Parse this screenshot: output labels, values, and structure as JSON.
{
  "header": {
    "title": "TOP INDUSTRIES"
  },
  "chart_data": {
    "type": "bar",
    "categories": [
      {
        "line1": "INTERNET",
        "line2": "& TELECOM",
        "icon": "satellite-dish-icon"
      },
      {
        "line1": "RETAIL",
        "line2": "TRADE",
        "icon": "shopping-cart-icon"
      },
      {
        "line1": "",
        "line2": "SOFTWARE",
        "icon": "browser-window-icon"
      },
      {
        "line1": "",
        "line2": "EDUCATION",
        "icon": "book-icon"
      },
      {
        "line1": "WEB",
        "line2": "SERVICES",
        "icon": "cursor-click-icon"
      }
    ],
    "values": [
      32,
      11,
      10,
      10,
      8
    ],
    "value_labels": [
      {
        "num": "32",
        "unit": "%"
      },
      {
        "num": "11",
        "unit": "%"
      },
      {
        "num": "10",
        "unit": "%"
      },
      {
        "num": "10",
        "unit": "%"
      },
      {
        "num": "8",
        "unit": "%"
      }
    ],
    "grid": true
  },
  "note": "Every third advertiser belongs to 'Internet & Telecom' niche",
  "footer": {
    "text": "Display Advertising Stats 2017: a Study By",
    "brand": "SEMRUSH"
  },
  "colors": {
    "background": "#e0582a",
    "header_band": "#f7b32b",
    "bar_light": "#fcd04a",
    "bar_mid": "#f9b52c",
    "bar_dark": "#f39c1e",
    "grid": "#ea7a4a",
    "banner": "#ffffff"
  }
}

────────────────

What you should do: How many lines in these records hold the string "values"? Reply with the number alone.

Result for this exercise: 2